┌────────

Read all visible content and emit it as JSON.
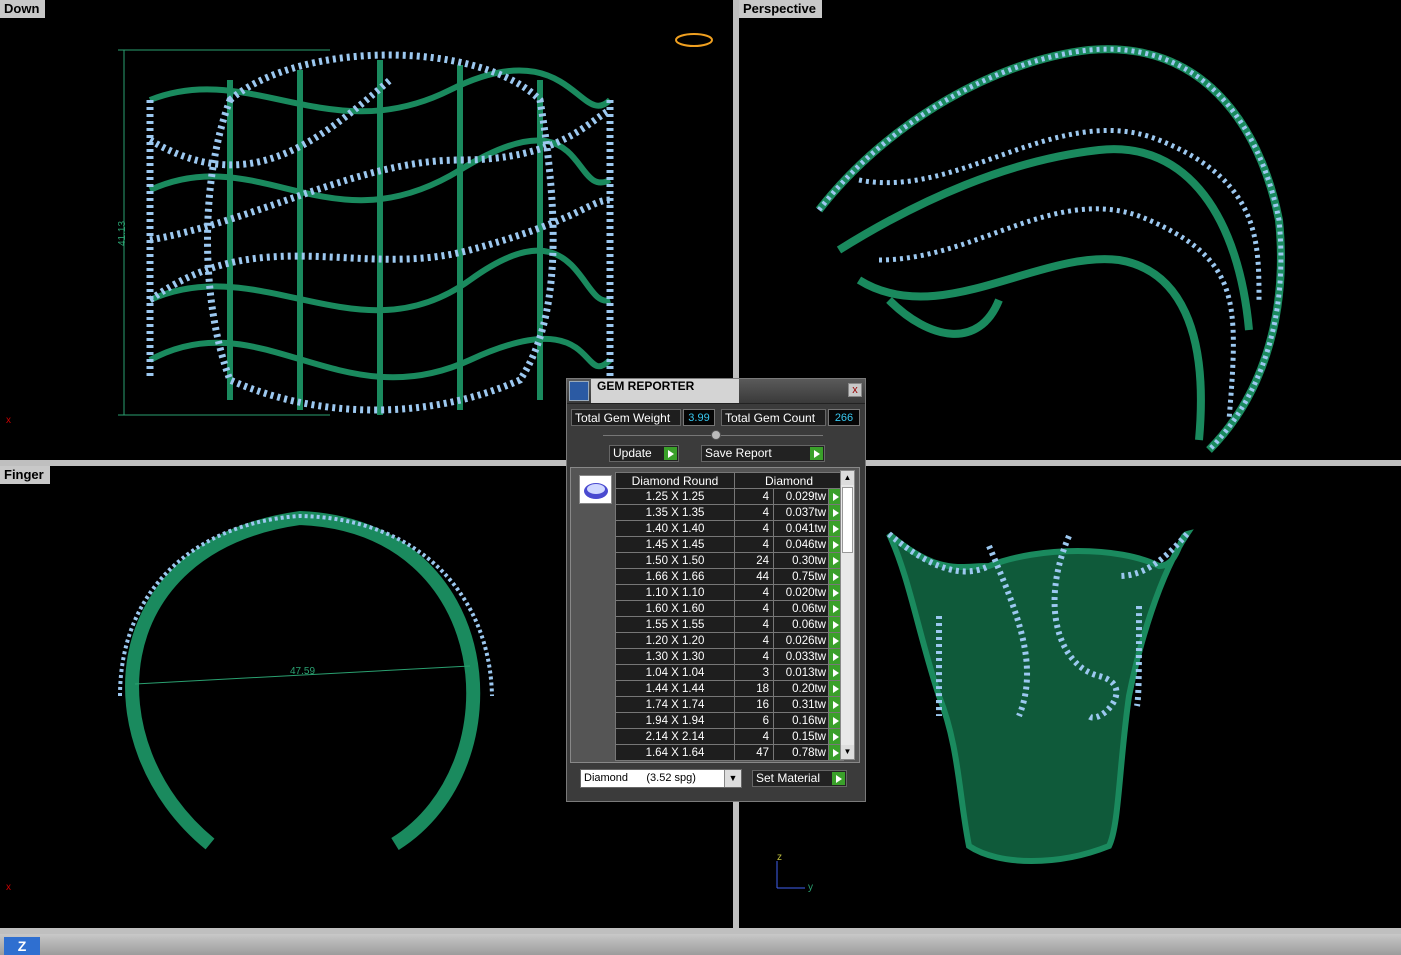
{
  "viewports": {
    "top_left": {
      "label": "Down",
      "dimension": "41.13",
      "axis": "x"
    },
    "top_right": {
      "label": "Perspective"
    },
    "bottom_left": {
      "label": "Finger",
      "dimension": "47.59",
      "axis": "x"
    },
    "bottom_right": {
      "axis_z": "z",
      "axis_y": "y"
    }
  },
  "gem_reporter": {
    "title": "GEM REPORTER",
    "close": "x",
    "total_weight_label": "Total Gem Weight",
    "total_weight_value": "3.99",
    "total_count_label": "Total Gem Count",
    "total_count_value": "266",
    "update_label": "Update",
    "save_report_label": "Save Report",
    "table": {
      "col_shape": "Diamond Round",
      "col_material": "Diamond",
      "rows": [
        {
          "size": "1.25 X 1.25",
          "count": "4",
          "weight": "0.029tw"
        },
        {
          "size": "1.35 X 1.35",
          "count": "4",
          "weight": "0.037tw"
        },
        {
          "size": "1.40 X 1.40",
          "count": "4",
          "weight": "0.041tw"
        },
        {
          "size": "1.45 X 1.45",
          "count": "4",
          "weight": "0.046tw"
        },
        {
          "size": "1.50 X 1.50",
          "count": "24",
          "weight": "0.30tw"
        },
        {
          "size": "1.66 X 1.66",
          "count": "44",
          "weight": "0.75tw"
        },
        {
          "size": "1.10 X 1.10",
          "count": "4",
          "weight": "0.020tw"
        },
        {
          "size": "1.60 X 1.60",
          "count": "4",
          "weight": "0.06tw"
        },
        {
          "size": "1.55 X 1.55",
          "count": "4",
          "weight": "0.06tw"
        },
        {
          "size": "1.20 X 1.20",
          "count": "4",
          "weight": "0.026tw"
        },
        {
          "size": "1.30 X 1.30",
          "count": "4",
          "weight": "0.033tw"
        },
        {
          "size": "1.04 X 1.04",
          "count": "3",
          "weight": "0.013tw"
        },
        {
          "size": "1.44 X 1.44",
          "count": "18",
          "weight": "0.20tw"
        },
        {
          "size": "1.74 X 1.74",
          "count": "16",
          "weight": "0.31tw"
        },
        {
          "size": "1.94 X 1.94",
          "count": "6",
          "weight": "0.16tw"
        },
        {
          "size": "2.14 X 2.14",
          "count": "4",
          "weight": "0.15tw"
        },
        {
          "size": "1.64 X 1.64",
          "count": "47",
          "weight": "0.78tw"
        }
      ]
    },
    "material_select": "Diamond      (3.52 spg)",
    "set_material_label": "Set Material"
  },
  "colors": {
    "metal": "#1a8a5e",
    "gem": "#9cc8f0"
  }
}
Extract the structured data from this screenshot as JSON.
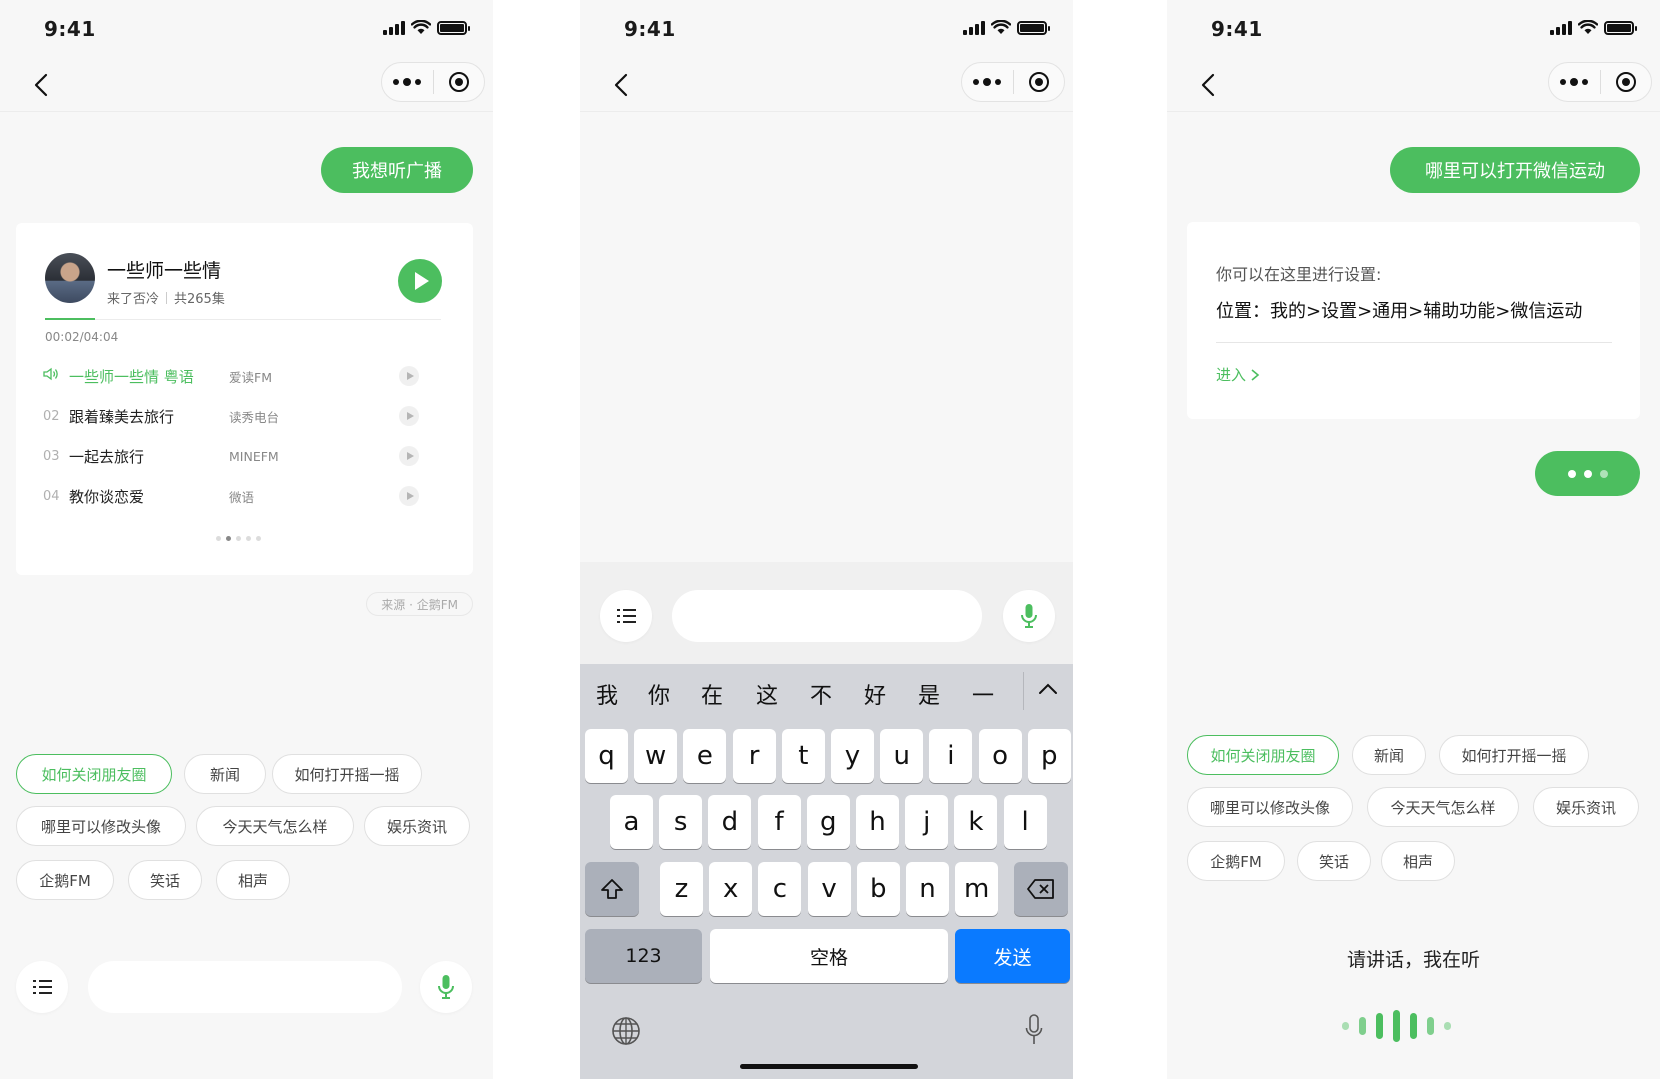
{
  "colors": {
    "accent": "#4cbe5f",
    "keyboard_send": "#0a7aff",
    "background": "#f7f7f7"
  },
  "screens": [
    {
      "status_time": "9:41",
      "user_message": "我想听广播",
      "music": {
        "title": "一些师一些情",
        "subtitle": "来了否冷",
        "episodes": "共265集",
        "time": "00:02/04:04",
        "progress_fraction": 0.008,
        "tracks": [
          {
            "num": "",
            "name": "一些师一些情 粤语",
            "source": "爱读FM",
            "playing": true
          },
          {
            "num": "02",
            "name": "跟着臻美去旅行",
            "source": "读秀电台",
            "playing": false
          },
          {
            "num": "03",
            "name": "一起去旅行",
            "source": "MINEFM",
            "playing": false
          },
          {
            "num": "04",
            "name": "教你谈恋爱",
            "source": "微语",
            "playing": false
          }
        ],
        "page_index": 1,
        "page_count": 5
      },
      "source_tag": "来源 · 企鹅FM",
      "suggestions": [
        "如何关闭朋友圈",
        "新闻",
        "如何打开摇一摇",
        "哪里可以修改头像",
        "今天天气怎么样",
        "娱乐资讯",
        "企鹅FM",
        "笑话",
        "相声"
      ]
    },
    {
      "status_time": "9:41",
      "keyboard": {
        "candidates": [
          "我",
          "你",
          "在",
          "这",
          "不",
          "好",
          "是",
          "一"
        ],
        "row1": [
          "q",
          "w",
          "e",
          "r",
          "t",
          "y",
          "u",
          "i",
          "o",
          "p"
        ],
        "row2": [
          "a",
          "s",
          "d",
          "f",
          "g",
          "h",
          "j",
          "k",
          "l"
        ],
        "row3": [
          "z",
          "x",
          "c",
          "v",
          "b",
          "n",
          "m"
        ],
        "numbers_key": "123",
        "space_key": "空格",
        "send_key": "发送"
      }
    },
    {
      "status_time": "9:41",
      "user_message": "哪里可以打开微信运动",
      "answer": {
        "intro": "你可以在这里进行设置:",
        "path": "位置：我的>设置>通用>辅助功能>微信运动",
        "link": "进入"
      },
      "suggestions": [
        "如何关闭朋友圈",
        "新闻",
        "如何打开摇一摇",
        "哪里可以修改头像",
        "今天天气怎么样",
        "娱乐资讯",
        "企鹅FM",
        "笑话",
        "相声"
      ],
      "listening_hint": "请讲话，我在听"
    }
  ]
}
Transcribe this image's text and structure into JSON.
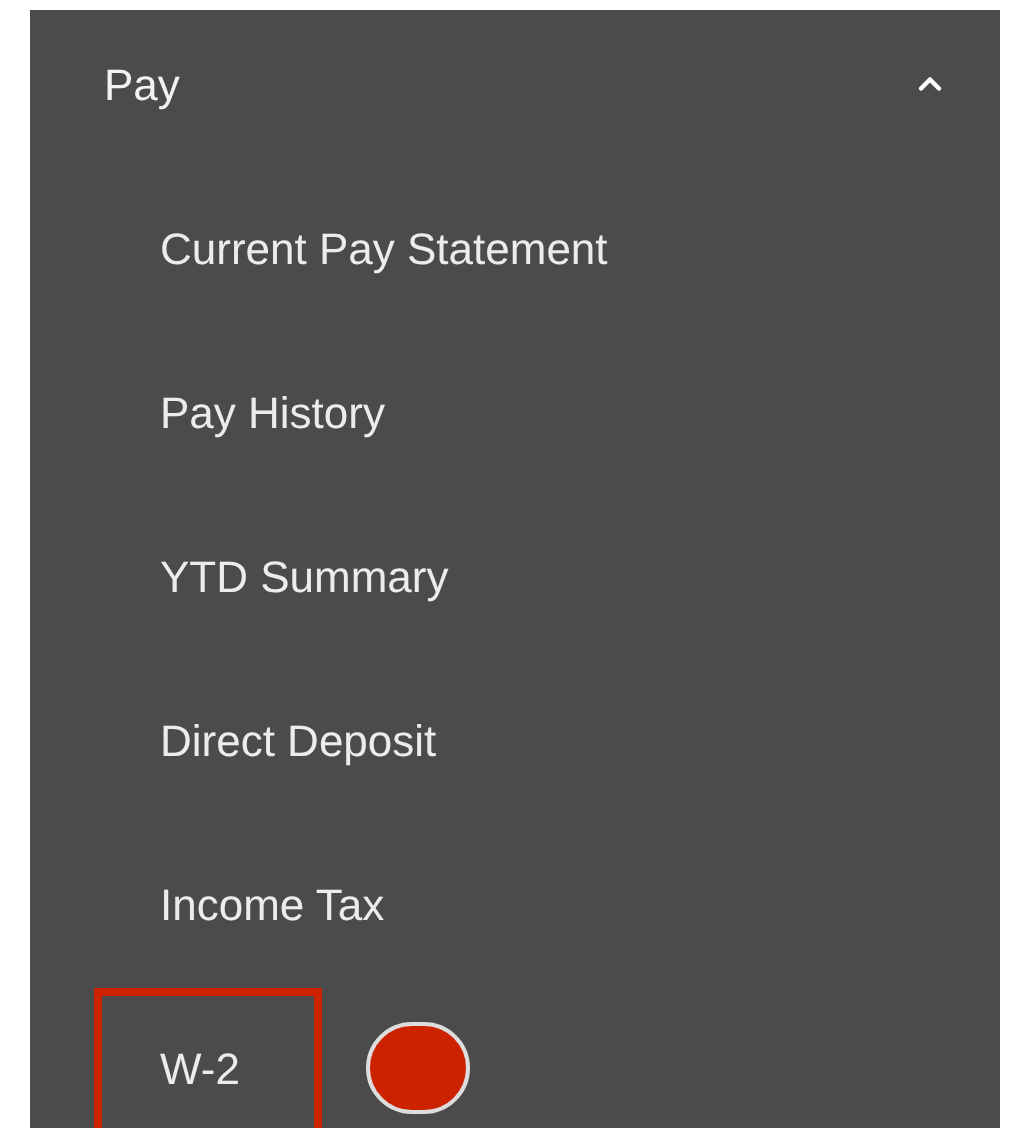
{
  "menu": {
    "title": "Pay",
    "expanded": true,
    "items": [
      {
        "label": "Current Pay Statement",
        "highlighted": false,
        "marked": false
      },
      {
        "label": "Pay History",
        "highlighted": false,
        "marked": false
      },
      {
        "label": "YTD Summary",
        "highlighted": false,
        "marked": false
      },
      {
        "label": "Direct Deposit",
        "highlighted": false,
        "marked": false
      },
      {
        "label": "Income Tax",
        "highlighted": false,
        "marked": false
      },
      {
        "label": "W-2",
        "highlighted": true,
        "marked": true
      }
    ]
  }
}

└────────

**Task brief:** Return every line of the preceding records in which the word "name" appears.

**Final result:**
            "name": "一些师一些情 粤语",
            "name": "跟着臻美去旅行",
            "name": "一起去旅行",
            "name": "教你谈恋爱",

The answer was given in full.